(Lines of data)

------------------------------

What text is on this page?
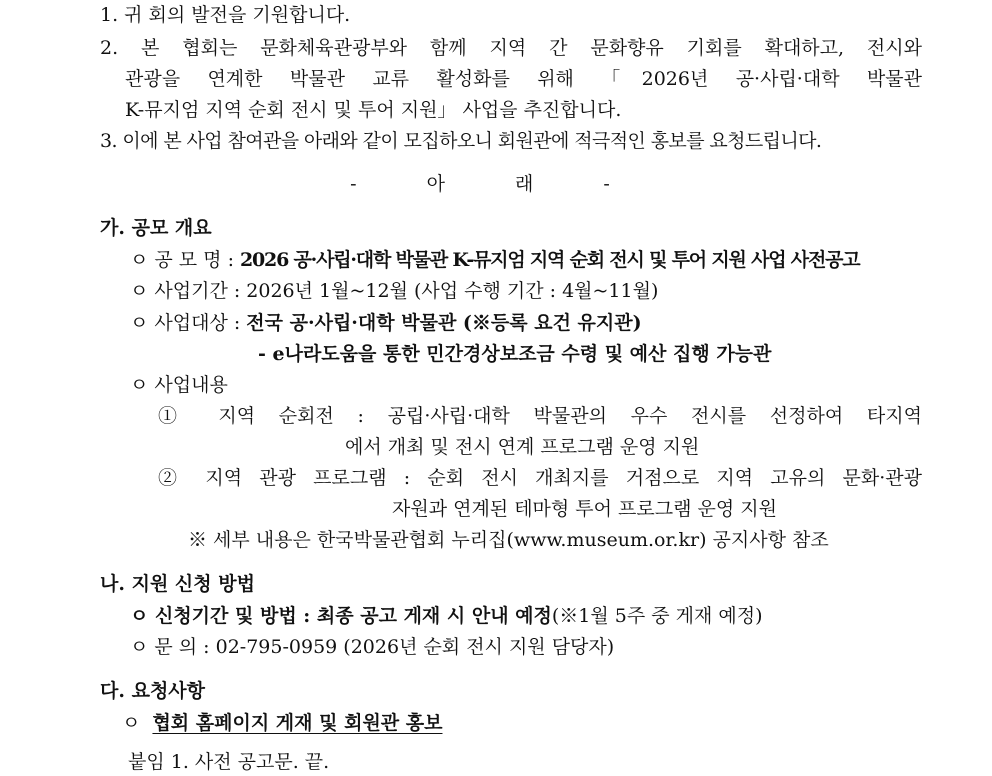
1. 귀 회의 발전을 기원합니다.
2. 본 협회는 문화체육관광부와 함께 지역 간 문화향유 기회를 확대하고, 전시와
관광을 연계한 박물관 교류 활성화를 위해 「2026년 공·사립·대학 박물관
K-뮤지엄 지역 순회 전시 및 투어 지원」 사업을 추진합니다.
3. 이에 본 사업 참여관을 아래와 같이 모집하오니 회원관에 적극적인 홍보를 요청드립니다.
- 아 래 -
가. 공모 개요
ㅇ 공 모 명 : 2026 공·사립·대학 박물관 K-뮤지엄 지역 순회 전시 및 투어 지원 사업 사전공고
ㅇ 사업기간 : 2026년 1월~12월 (사업 수행 기간 : 4월~11월)
ㅇ 사업대상 : 전국 공·사립·대학 박물관 (※등록 요건 유지관)
- e나라도움을 통한 민간경상보조금 수령 및 예산 집행 가능관
ㅇ 사업내용
① 지역 순회전 : 공립·사립·대학 박물관의 우수 전시를 선정하여 타지역
에서 개최 및 전시 연계 프로그램 운영 지원
② 지역 관광 프로그램 : 순회 전시 개최지를 거점으로 지역 고유의 문화·관광
자원과 연계된 테마형 투어 프로그램 운영 지원
※ 세부 내용은 한국박물관협회 누리집(www.museum.or.kr) 공지사항 참조
나. 지원 신청 방법
ㅇ 신청기간 및 방법 : 최종 공고 게재 시 안내 예정(※1월 5주 중 게재 예정)
ㅇ 문 의 : 02-795-0959 (2026년 순회 전시 지원 담당자)
다. 요청사항
ㅇ 협회 홈페이지 게재 및 회원관 홍보
붙임 1. 사전 공고문. 끝.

------------------------------

Exercise requirements: Reproduce every record above exactly, omitting the pictures.

Answer to the exercise:
What text is on this page?
1. 귀 회의 발전을 기원합니다.
2. 본 협회는 문화체육관광부와 함께 지역 간 문화향유 기회를 확대하고, 전시와
관광을 연계한 박물관 교류 활성화를 위해 「2026년 공·사립·대학 박물관
K-뮤지엄 지역 순회 전시 및 투어 지원」 사업을 추진합니다.
3. 이에 본 사업 참여관을 아래와 같이 모집하오니 회원관에 적극적인 홍보를 요청드립니다.
- 아 래 -
가. 공모 개요
ㅇ 공 모 명 : 2026 공·사립·대학 박물관 K-뮤지엄 지역 순회 전시 및 투어 지원 사업 사전공고
ㅇ 사업기간 : 2026년 1월~12월 (사업 수행 기간 : 4월~11월)
ㅇ 사업대상 : 전국 공·사립·대학 박물관 (※등록 요건 유지관)
- e나라도움을 통한 민간경상보조금 수령 및 예산 집행 가능관
ㅇ 사업내용
① 지역 순회전 : 공립·사립·대학 박물관의 우수 전시를 선정하여 타지역
에서 개최 및 전시 연계 프로그램 운영 지원
② 지역 관광 프로그램 : 순회 전시 개최지를 거점으로 지역 고유의 문화·관광
자원과 연계된 테마형 투어 프로그램 운영 지원
※ 세부 내용은 한국박물관협회 누리집(www.museum.or.kr) 공지사항 참조
나. 지원 신청 방법
ㅇ 신청기간 및 방법 : 최종 공고 게재 시 안내 예정(※1월 5주 중 게재 예정)
ㅇ 문 의 : 02-795-0959 (2026년 순회 전시 지원 담당자)
다. 요청사항
ㅇ 협회 홈페이지 게재 및 회원관 홍보
붙임 1. 사전 공고문. 끝.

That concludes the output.